Task directions: All lines featuring the string "xlabel" are to be listed.

Given data:

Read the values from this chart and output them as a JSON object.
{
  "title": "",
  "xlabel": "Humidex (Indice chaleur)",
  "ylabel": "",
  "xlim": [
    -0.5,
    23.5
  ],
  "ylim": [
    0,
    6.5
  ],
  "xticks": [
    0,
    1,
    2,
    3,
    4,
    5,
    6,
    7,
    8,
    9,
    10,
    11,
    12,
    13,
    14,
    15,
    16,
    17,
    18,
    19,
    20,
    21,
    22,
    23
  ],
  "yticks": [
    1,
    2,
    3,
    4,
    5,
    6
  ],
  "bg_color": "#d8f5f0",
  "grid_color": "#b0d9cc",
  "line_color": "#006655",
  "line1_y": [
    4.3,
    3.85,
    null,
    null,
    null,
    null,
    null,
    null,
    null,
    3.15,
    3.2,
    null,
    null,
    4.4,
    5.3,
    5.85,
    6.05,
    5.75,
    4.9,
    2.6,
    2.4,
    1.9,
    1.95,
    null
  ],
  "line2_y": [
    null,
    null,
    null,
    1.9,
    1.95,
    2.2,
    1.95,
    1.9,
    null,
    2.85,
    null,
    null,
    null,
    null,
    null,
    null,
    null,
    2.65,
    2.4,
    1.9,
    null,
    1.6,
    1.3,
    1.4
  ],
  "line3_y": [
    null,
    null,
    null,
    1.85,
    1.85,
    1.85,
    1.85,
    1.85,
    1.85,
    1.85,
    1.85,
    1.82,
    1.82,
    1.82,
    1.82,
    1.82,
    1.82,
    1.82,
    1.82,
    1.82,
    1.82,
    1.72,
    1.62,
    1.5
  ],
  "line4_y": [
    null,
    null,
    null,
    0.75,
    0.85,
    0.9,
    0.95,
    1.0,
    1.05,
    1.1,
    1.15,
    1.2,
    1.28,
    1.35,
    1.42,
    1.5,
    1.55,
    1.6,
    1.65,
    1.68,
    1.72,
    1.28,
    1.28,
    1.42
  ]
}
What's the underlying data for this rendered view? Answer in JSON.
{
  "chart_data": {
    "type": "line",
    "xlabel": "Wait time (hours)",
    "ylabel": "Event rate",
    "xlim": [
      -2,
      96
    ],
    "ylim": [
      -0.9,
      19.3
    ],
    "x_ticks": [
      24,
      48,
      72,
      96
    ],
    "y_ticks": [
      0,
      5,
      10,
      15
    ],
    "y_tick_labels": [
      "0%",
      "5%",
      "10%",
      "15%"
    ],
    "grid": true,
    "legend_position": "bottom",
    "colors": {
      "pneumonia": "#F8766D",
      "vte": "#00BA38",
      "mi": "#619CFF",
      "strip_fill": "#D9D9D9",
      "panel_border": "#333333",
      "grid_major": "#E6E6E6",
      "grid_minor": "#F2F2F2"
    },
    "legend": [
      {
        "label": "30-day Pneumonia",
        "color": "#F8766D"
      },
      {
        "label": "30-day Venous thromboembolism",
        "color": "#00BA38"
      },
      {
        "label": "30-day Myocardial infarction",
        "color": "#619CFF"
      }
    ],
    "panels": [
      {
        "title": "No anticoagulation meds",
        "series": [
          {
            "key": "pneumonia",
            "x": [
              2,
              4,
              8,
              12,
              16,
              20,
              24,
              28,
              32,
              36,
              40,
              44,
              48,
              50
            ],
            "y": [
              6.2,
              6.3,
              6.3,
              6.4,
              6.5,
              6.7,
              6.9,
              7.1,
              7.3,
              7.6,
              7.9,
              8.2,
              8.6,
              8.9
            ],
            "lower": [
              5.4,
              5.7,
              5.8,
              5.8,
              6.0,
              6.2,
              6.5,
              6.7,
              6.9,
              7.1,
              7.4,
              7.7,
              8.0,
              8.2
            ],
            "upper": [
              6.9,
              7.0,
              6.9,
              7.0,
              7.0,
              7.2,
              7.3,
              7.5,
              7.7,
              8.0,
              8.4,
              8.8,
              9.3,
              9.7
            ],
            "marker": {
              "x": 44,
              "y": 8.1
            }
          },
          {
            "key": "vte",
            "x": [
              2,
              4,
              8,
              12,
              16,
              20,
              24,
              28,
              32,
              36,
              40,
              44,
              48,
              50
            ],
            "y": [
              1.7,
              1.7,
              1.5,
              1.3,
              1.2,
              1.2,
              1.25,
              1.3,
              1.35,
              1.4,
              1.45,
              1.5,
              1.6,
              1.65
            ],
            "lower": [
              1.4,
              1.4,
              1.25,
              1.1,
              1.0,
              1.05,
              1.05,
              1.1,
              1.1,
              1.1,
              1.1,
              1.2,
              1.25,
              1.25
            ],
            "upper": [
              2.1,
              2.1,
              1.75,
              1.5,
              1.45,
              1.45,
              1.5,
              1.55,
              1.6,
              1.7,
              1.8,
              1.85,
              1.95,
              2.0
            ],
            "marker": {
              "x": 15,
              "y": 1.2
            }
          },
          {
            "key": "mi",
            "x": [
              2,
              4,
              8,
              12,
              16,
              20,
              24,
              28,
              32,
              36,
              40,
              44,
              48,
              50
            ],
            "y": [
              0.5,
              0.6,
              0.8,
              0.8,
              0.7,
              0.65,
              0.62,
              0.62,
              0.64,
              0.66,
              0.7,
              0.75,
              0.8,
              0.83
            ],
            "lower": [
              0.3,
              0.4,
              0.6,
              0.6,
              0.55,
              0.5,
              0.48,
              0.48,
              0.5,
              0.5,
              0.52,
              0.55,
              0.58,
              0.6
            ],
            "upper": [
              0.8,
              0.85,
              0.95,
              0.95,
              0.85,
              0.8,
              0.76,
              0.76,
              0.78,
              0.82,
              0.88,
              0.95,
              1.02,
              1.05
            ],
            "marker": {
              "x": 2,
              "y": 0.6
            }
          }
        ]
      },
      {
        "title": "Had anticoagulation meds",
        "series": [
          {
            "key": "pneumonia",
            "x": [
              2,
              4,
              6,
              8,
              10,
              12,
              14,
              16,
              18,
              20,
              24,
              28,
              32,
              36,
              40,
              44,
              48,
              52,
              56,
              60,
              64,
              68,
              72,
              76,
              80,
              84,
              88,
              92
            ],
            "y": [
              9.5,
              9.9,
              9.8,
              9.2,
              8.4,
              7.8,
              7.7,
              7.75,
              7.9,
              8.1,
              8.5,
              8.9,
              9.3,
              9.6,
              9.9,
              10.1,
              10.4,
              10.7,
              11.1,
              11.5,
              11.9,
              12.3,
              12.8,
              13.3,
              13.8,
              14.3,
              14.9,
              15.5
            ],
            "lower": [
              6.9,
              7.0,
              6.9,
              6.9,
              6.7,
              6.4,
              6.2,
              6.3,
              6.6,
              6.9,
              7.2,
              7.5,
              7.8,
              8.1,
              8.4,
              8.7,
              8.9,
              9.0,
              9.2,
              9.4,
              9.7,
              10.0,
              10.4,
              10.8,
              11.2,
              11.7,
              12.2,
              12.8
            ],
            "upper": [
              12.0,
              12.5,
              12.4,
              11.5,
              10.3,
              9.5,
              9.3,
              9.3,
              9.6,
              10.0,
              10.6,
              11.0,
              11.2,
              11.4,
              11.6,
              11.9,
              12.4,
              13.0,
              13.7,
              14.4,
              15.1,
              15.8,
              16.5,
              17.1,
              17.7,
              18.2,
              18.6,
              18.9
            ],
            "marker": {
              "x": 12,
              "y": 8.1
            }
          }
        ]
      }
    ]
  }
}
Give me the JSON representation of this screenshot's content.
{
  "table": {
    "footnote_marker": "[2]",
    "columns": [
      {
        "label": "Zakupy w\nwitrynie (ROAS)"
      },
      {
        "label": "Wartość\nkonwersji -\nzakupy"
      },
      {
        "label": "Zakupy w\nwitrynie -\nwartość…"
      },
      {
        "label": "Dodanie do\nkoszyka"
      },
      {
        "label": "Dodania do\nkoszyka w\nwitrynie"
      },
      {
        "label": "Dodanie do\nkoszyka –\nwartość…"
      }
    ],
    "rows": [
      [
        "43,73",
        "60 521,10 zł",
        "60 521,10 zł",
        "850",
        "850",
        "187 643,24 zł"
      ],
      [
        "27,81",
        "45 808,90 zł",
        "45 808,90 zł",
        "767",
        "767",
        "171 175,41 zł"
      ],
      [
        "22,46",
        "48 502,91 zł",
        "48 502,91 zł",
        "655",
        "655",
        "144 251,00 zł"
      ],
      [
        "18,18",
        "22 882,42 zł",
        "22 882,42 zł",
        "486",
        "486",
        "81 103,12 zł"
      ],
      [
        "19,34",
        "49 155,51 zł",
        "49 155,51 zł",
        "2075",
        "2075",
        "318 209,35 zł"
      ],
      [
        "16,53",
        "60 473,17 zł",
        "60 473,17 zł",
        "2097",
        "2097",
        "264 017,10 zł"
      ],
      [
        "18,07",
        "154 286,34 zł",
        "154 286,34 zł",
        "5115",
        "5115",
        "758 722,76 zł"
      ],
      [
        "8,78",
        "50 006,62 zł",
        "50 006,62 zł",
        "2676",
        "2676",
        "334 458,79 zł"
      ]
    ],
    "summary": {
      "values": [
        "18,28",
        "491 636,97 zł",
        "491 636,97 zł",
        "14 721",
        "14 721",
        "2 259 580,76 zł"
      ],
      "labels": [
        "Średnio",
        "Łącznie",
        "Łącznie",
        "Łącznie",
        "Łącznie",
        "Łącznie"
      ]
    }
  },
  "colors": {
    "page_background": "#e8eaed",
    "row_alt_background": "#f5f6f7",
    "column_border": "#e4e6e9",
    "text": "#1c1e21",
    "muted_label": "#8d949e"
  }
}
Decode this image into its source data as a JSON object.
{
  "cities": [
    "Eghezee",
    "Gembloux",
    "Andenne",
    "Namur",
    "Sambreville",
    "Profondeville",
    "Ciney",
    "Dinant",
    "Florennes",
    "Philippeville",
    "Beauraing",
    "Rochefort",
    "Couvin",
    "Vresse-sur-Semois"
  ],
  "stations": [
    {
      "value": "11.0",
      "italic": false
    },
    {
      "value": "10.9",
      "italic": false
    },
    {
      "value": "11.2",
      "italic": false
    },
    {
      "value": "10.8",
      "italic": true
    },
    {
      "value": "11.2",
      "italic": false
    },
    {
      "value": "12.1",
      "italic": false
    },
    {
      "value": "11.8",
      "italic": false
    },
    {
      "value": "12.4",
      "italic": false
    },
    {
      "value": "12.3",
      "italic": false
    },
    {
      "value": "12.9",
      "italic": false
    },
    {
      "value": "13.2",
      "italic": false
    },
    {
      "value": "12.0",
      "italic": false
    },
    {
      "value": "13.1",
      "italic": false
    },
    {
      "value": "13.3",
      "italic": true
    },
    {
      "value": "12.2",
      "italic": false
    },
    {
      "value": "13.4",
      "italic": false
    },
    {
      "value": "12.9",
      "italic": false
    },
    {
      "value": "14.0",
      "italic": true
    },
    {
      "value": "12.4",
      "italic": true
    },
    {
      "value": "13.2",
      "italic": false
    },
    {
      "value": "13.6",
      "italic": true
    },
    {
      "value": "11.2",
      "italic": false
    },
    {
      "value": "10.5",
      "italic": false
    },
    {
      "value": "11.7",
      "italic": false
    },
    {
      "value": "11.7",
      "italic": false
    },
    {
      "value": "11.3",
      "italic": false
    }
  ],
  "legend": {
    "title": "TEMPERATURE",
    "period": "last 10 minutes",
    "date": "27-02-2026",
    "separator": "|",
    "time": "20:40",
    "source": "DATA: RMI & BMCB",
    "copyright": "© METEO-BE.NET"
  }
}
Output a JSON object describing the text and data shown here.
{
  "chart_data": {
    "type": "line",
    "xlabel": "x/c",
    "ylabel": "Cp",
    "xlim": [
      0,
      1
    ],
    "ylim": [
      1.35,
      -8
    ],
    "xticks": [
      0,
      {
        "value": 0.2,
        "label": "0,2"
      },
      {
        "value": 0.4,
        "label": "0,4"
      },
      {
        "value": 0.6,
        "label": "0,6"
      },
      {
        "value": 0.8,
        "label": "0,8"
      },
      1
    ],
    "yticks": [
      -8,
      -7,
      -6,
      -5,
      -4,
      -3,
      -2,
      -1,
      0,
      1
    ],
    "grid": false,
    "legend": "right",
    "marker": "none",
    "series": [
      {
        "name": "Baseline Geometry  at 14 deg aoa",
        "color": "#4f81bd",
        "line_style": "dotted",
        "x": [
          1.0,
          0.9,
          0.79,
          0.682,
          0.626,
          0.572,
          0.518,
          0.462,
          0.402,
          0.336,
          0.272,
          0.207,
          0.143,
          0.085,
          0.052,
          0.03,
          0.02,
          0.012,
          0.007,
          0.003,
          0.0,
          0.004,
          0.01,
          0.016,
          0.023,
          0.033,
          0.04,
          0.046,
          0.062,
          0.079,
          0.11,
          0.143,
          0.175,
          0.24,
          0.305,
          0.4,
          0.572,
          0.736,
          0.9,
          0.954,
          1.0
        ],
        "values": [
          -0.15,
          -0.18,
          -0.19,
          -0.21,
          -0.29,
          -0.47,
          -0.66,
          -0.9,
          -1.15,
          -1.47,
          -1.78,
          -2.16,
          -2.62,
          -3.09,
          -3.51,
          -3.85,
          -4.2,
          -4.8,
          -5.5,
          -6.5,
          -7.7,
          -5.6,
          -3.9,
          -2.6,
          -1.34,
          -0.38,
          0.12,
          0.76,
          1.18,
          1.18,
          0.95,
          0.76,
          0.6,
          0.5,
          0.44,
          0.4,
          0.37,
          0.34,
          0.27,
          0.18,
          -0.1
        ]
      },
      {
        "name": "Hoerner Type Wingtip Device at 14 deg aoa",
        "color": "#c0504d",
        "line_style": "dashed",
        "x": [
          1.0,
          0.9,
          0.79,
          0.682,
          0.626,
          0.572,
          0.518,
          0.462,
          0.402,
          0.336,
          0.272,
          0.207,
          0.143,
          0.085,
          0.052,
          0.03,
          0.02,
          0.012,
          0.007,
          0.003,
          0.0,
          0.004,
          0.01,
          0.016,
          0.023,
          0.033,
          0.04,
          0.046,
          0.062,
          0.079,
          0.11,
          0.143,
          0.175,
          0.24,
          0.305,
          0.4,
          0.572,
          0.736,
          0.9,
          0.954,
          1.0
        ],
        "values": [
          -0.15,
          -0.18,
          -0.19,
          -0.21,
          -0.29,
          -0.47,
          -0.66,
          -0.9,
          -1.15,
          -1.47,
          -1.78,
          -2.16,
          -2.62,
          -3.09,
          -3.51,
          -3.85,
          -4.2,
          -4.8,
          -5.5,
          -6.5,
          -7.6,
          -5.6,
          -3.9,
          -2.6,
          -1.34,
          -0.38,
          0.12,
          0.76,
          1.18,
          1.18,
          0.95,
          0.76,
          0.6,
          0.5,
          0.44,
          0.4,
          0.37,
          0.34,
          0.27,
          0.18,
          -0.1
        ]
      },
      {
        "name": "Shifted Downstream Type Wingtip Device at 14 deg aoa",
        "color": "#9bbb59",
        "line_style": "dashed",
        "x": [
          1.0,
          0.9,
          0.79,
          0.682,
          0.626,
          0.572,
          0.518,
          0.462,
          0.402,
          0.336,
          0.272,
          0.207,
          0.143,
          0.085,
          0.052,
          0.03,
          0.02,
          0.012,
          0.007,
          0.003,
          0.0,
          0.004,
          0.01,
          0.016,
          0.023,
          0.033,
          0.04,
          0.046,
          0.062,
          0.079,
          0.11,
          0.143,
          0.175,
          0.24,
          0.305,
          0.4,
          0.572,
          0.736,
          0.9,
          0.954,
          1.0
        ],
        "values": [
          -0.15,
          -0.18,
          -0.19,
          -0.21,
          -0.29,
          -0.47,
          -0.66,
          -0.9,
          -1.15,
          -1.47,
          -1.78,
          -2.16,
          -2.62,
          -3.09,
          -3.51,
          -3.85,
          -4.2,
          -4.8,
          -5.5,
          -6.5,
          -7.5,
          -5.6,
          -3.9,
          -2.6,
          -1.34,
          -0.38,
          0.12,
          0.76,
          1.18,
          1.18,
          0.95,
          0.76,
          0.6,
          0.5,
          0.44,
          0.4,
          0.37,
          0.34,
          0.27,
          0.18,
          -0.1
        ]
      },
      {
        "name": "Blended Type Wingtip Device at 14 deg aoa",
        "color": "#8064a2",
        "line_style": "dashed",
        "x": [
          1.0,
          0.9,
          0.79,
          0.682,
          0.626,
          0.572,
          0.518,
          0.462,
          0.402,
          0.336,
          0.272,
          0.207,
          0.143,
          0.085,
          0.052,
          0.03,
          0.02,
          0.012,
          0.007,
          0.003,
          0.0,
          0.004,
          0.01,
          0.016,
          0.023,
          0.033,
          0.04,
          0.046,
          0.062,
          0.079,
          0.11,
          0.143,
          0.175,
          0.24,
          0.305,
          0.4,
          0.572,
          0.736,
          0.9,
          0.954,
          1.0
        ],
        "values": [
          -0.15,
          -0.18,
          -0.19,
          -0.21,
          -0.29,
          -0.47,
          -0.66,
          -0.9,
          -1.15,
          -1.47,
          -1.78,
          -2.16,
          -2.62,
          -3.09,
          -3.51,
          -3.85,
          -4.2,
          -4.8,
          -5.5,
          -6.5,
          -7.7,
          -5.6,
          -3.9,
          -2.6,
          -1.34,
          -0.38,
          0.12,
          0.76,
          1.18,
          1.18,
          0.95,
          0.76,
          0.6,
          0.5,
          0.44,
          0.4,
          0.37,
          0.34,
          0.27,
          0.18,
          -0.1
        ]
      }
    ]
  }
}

The completed task:
  "xlabel": "Humidex (Indice chaleur)",
    "xlabel": "Wait time (hours)",
    "xlabel": "x/c",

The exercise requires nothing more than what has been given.